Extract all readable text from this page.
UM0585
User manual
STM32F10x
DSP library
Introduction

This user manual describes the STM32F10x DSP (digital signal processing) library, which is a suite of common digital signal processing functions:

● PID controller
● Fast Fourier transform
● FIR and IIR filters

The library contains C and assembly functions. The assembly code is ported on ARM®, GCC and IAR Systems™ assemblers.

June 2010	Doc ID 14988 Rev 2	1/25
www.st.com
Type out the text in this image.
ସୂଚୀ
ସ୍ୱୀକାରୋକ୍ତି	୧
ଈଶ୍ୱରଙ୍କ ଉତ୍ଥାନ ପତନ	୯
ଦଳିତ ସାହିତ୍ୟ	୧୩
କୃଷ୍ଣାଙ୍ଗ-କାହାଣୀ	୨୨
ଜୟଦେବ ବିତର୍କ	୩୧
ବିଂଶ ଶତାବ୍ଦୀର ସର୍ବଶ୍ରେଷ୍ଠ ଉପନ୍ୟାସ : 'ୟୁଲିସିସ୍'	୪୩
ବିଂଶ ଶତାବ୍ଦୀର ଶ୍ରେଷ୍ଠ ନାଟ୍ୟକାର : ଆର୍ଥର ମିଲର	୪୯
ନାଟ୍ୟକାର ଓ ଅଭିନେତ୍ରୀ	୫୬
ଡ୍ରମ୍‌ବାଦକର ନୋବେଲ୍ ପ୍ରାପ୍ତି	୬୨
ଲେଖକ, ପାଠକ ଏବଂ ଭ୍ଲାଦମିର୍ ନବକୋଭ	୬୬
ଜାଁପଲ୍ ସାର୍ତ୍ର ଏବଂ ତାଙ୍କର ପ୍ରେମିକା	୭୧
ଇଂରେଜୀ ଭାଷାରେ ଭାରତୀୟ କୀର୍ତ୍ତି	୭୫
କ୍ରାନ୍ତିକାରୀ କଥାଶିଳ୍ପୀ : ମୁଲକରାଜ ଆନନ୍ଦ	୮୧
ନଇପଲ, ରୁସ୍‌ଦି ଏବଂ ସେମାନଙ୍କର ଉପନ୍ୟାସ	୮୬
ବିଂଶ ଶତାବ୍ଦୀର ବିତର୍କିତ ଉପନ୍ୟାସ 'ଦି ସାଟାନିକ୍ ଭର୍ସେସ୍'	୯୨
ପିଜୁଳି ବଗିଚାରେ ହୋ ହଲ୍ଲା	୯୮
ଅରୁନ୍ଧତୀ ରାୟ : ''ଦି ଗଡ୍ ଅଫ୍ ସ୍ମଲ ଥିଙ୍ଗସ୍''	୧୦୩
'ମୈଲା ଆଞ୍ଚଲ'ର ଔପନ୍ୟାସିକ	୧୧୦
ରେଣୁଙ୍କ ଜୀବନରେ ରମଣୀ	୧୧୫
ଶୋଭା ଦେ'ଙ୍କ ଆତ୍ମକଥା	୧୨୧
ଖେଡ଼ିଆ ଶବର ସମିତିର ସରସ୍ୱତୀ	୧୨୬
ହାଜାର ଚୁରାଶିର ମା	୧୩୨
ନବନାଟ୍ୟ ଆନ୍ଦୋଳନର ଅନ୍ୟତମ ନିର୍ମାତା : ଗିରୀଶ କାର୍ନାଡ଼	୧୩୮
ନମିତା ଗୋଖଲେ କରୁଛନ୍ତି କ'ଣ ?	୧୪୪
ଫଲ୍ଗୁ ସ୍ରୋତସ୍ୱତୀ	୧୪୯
★ ★ ★ ★ ★ ★ ★
Retype the data in full and match it exactly.

### Reply to the exercise
Extract all readable text from this page.
UM0585
User manual
STM32F10x
DSP library
Introduction

This user manual describes the STM32F10x DSP (digital signal processing) library, which is a suite of common digital signal processing functions:

● PID controller
● Fast Fourier transform
● FIR and IIR filters

The library contains C and assembly functions. The assembly code is ported on ARM®, GCC and IAR Systems™ assemblers.

June 2010	Doc ID 14988 Rev 2	1/25
www.st.com
Type out the text in this image.
ସୂଚୀ
ସ୍ୱୀକାରୋକ୍ତି	୧
ଈଶ୍ୱରଙ୍କ ଉତ୍ଥାନ ପତନ	୯
ଦଳିତ ସାହିତ୍ୟ	୧୩
କୃଷ୍ଣାଙ୍ଗ-କାହାଣୀ	୨୨
ଜୟଦେବ ବିତର୍କ	୩୧
ବିଂଶ ଶତାବ୍ଦୀର ସର୍ବଶ୍ରେଷ୍ଠ ଉପନ୍ୟାସ : 'ୟୁଲିସିସ୍'	୪୩
ବିଂଶ ଶତାବ୍ଦୀର ଶ୍ରେଷ୍ଠ ନାଟ୍ୟକାର : ଆର୍ଥର ମିଲର	୪୯
ନାଟ୍ୟକାର ଓ ଅଭିନେତ୍ରୀ	୫୬
ଡ୍ରମ୍‌ବାଦକର ନୋବେଲ୍ ପ୍ରାପ୍ତି	୬୨
ଲେଖକ, ପାଠକ ଏବଂ ଭ୍ଲାଦମିର୍ ନବକୋଭ	୬୬
ଜାଁପଲ୍ ସାର୍ତ୍ର ଏବଂ ତାଙ୍କର ପ୍ରେମିକା	୭୧
ଇଂରେଜୀ ଭାଷାରେ ଭାରତୀୟ କୀର୍ତ୍ତି	୭୫
କ୍ରାନ୍ତିକାରୀ କଥାଶିଳ୍ପୀ : ମୁଲକରାଜ ଆନନ୍ଦ	୮୧
ନଇପଲ, ରୁସ୍‌ଦି ଏବଂ ସେମାନଙ୍କର ଉପନ୍ୟାସ	୮୬
ବିଂଶ ଶତାବ୍ଦୀର ବିତର୍କିତ ଉପନ୍ୟାସ 'ଦି ସାଟାନିକ୍ ଭର୍ସେସ୍'	୯୨
ପିଜୁଳି ବଗିଚାରେ ହୋ ହଲ୍ଲା	୯୮
ଅରୁନ୍ଧତୀ ରାୟ : ''ଦି ଗଡ୍ ଅଫ୍ ସ୍ମଲ ଥିଙ୍ଗସ୍''	୧୦୩
'ମୈଲା ଆଞ୍ଚଲ'ର ଔପନ୍ୟାସିକ	୧୧୦
ରେଣୁଙ୍କ ଜୀବନରେ ରମଣୀ	୧୧୫
ଶୋଭା ଦେ'ଙ୍କ ଆତ୍ମକଥା	୧୨୧
ଖେଡ଼ିଆ ଶବର ସମିତିର ସରସ୍ୱତୀ	୧୨୬
ହାଜାର ଚୁରାଶିର ମା	୧୩୨
ନବନାଟ୍ୟ ଆନ୍ଦୋଳନର ଅନ୍ୟତମ ନିର୍ମାତା : ଗିରୀଶ କାର୍ନାଡ଼	୧୩୮
ନମିତା ଗୋଖଲେ କରୁଛନ୍ତି କ'ଣ ?	୧୪୪
ଫଲ୍ଗୁ ସ୍ରୋତସ୍ୱତୀ	୧୪୯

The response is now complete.